-- Problem details --
Where does the string "عرفة" appear in the records? Copy every line that contains it.

[Extracted data entries]
^^^^^^^^

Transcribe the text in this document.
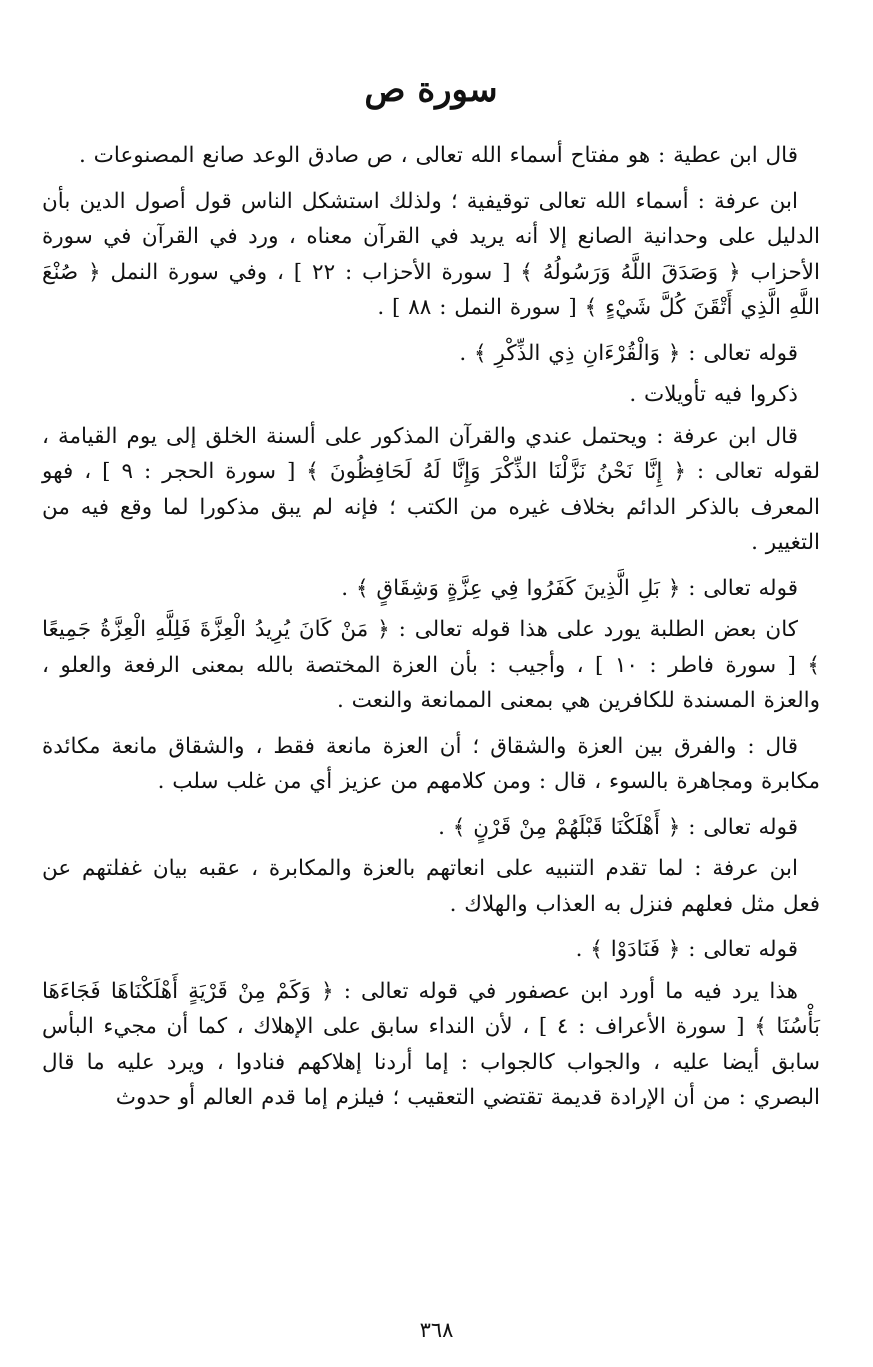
سورة ص

قال ابن عطية : هو مفتاح أسماء الله تعالى ، ص صادق الوعد صانع المصنوعات .

ابن عرفة : أسماء الله تعالى توقيفية ؛ ولذلك استشكل الناس قول أصول الدين بأن الدليل على وحدانية الصانع إلا أنه يريد في القرآن معناه ، ورد في القرآن في سورة الأحزاب ﴿ وَصَدَقَ اللَّهُ وَرَسُولُهُ ﴾ [ سورة الأحزاب : ٢٢ ] ، وفي سورة النمل ﴿ صُنْعَ اللَّهِ الَّذِي أَتْقَنَ كُلَّ شَيْءٍ ﴾ [ سورة النمل : ٨٨ ] .

قوله تعالى : ﴿ وَالْقُرْءَانِ ذِي الذِّكْرِ ﴾ .

ذكروا فيه تأويلات .

قال ابن عرفة : ويحتمل عندي والقرآن المذكور على ألسنة الخلق إلى يوم القيامة ، لقوله تعالى : ﴿ إِنَّا نَحْنُ نَزَّلْنَا الذِّكْرَ وَإِنَّا لَهُ لَحَافِظُونَ ﴾ [ سورة الحجر : ٩ ] ، فهو المعرف بالذكر الدائم بخلاف غيره من الكتب ؛ فإنه لم يبق مذكورا لما وقع فيه من التغيير .

قوله تعالى : ﴿ بَلِ الَّذِينَ كَفَرُوا فِي عِزَّةٍ وَشِقَاقٍ ﴾ .

كان بعض الطلبة يورد على هذا قوله تعالى : ﴿ مَنْ كَانَ يُرِيدُ الْعِزَّةَ فَلِلَّهِ الْعِزَّةُ جَمِيعًا ﴾ [ سورة فاطر : ١٠ ] ، وأجيب : بأن العزة المختصة بالله بمعنى الرفعة والعلو ، والعزة المسندة للكافرين هي بمعنى الممانعة والنعت .

قال : والفرق بين العزة والشقاق ؛ أن العزة مانعة فقط ، والشقاق مانعة مكائدة مكابرة ومجاهرة بالسوء ، قال : ومن كلامهم من عزيز أي من غلب سلب .

قوله تعالى : ﴿ أَهْلَكْنَا قَبْلَهُمْ مِنْ قَرْنٍ ﴾ .

ابن عرفة : لما تقدم التنبيه على انعاتهم بالعزة والمكابرة ، عقبه بيان غفلتهم عن فعل مثل فعلهم فنزل به العذاب والهلاك .

قوله تعالى : ﴿ فَنَادَوْا ﴾ .

هذا يرد فيه ما أورد ابن عصفور في قوله تعالى : ﴿ وَكَمْ مِنْ قَرْيَةٍ أَهْلَكْنَاهَا فَجَاءَهَا بَأْسُنَا ﴾ [ سورة الأعراف : ٤ ] ، لأن النداء سابق على الإهلاك ، كما أن مجيء البأس سابق أيضا عليه ، والجواب كالجواب : إما أردنا إهلاكهم فنادوا ، ويرد عليه ما قال البصري : من أن الإرادة قديمة تقتضي التعقيب ؛ فيلزم إما قدم العالم أو حدوث

٣٦٨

^^^^^^^^

-- Result for this task --
ابن عرفة : أسماء الله تعالى توقيفية ؛ ولذلك استشكل الناس قول أصول الدين بأن الدليل على وحدانية الصانع إلا أنه يريد في القرآن معناه ، ورد في القرآن في سورة الأحزاب ﴿ وَصَدَقَ اللَّهُ وَرَسُولُهُ ﴾ [ سورة الأحزاب : ٢٢ ] ، وفي سورة النمل ﴿ صُنْعَ اللَّهِ الَّذِي أَتْقَنَ كُلَّ شَيْءٍ ﴾ [ سورة النمل : ٨٨ ] .
قال ابن عرفة : ويحتمل عندي والقرآن المذكور على ألسنة الخلق إلى يوم القيامة ، لقوله تعالى : ﴿ إِنَّا نَحْنُ نَزَّلْنَا الذِّكْرَ وَإِنَّا لَهُ لَحَافِظُونَ ﴾ [ سورة الحجر : ٩ ] ، فهو المعرف بالذكر الدائم بخلاف غيره من الكتب ؛ فإنه لم يبق مذكورا لما وقع فيه من التغيير .
ابن عرفة : لما تقدم التنبيه على انعاتهم بالعزة والمكابرة ، عقبه بيان غفلتهم عن فعل مثل فعلهم فنزل به العذاب والهلاك .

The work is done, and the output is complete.